PROBLEM: Go over the lines below, and when one contains the word "Assist", copy it.

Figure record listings
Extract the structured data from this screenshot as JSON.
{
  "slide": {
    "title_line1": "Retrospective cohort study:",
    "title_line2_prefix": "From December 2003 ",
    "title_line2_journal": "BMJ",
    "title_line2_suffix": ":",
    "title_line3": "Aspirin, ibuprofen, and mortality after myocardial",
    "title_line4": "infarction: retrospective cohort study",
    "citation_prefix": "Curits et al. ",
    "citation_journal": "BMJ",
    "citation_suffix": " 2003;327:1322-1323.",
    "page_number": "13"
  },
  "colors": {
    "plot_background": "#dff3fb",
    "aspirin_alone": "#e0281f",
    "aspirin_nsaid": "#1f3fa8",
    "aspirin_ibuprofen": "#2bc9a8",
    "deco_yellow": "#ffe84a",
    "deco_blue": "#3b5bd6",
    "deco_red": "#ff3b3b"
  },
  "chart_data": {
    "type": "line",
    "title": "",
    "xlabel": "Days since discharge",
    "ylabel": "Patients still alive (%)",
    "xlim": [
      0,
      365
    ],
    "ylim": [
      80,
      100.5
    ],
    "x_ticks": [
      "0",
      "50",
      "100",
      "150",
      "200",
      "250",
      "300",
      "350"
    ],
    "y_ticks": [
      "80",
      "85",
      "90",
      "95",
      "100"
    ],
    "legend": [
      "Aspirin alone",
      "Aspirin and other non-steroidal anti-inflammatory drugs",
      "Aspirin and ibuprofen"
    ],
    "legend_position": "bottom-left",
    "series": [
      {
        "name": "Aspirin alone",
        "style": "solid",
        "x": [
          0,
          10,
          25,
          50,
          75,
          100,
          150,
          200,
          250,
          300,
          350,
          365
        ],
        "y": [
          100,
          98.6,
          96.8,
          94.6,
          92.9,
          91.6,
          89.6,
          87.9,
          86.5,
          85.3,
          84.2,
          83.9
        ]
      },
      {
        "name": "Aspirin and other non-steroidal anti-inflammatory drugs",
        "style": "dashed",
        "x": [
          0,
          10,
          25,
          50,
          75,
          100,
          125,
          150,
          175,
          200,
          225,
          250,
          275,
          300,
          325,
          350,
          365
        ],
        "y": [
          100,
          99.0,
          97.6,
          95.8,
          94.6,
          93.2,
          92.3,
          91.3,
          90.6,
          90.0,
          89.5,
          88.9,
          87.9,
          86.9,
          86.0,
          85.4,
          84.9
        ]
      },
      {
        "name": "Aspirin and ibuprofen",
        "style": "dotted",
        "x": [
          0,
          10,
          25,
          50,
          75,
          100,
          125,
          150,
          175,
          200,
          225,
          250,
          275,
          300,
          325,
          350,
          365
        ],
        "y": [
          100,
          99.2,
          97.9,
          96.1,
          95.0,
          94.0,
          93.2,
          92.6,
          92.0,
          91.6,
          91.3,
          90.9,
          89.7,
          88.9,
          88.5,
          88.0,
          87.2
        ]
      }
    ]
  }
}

* * *

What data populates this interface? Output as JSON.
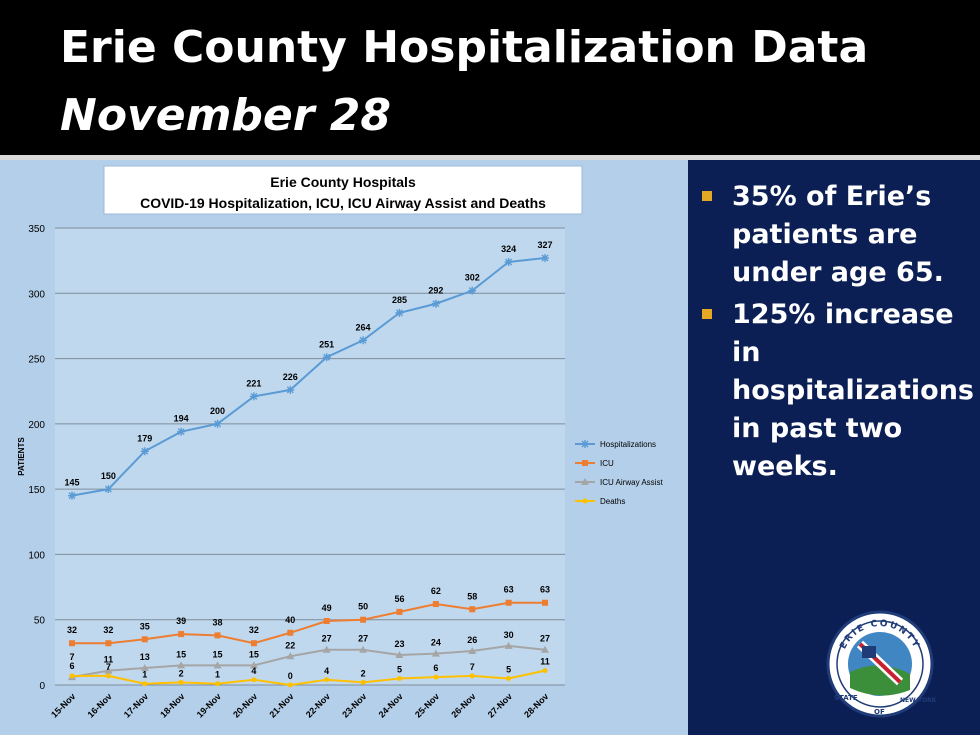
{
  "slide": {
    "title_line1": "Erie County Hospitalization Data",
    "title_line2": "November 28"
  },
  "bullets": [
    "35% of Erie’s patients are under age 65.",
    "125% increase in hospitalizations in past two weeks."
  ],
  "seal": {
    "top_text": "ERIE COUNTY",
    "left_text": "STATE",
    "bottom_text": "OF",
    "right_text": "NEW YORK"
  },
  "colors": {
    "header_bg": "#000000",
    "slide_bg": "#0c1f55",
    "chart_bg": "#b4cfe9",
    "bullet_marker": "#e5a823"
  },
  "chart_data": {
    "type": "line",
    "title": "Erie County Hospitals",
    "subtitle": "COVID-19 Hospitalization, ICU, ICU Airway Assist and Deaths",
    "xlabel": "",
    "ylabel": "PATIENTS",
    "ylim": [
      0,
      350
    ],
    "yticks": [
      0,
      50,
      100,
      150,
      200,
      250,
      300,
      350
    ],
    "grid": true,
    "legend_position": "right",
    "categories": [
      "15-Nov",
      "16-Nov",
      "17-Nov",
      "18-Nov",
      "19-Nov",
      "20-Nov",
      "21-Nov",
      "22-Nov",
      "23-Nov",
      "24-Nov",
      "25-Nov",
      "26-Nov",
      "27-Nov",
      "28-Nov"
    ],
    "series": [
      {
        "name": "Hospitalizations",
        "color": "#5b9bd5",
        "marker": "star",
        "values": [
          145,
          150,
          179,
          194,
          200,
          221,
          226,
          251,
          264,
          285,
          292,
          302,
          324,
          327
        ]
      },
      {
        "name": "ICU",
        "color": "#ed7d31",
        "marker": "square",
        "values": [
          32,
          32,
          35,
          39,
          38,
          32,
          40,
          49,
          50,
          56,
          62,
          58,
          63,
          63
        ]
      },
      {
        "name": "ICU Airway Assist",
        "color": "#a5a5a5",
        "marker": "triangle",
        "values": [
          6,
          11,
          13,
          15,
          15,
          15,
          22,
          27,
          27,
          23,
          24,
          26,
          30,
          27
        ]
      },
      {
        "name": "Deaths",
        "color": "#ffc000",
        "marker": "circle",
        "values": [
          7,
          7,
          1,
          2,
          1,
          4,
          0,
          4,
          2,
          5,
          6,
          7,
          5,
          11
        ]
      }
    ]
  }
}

TASK RESULT:
    "subtitle": "COVID-19 Hospitalization, ICU, ICU Airway Assist and Deaths",
        "name": "ICU Airway Assist",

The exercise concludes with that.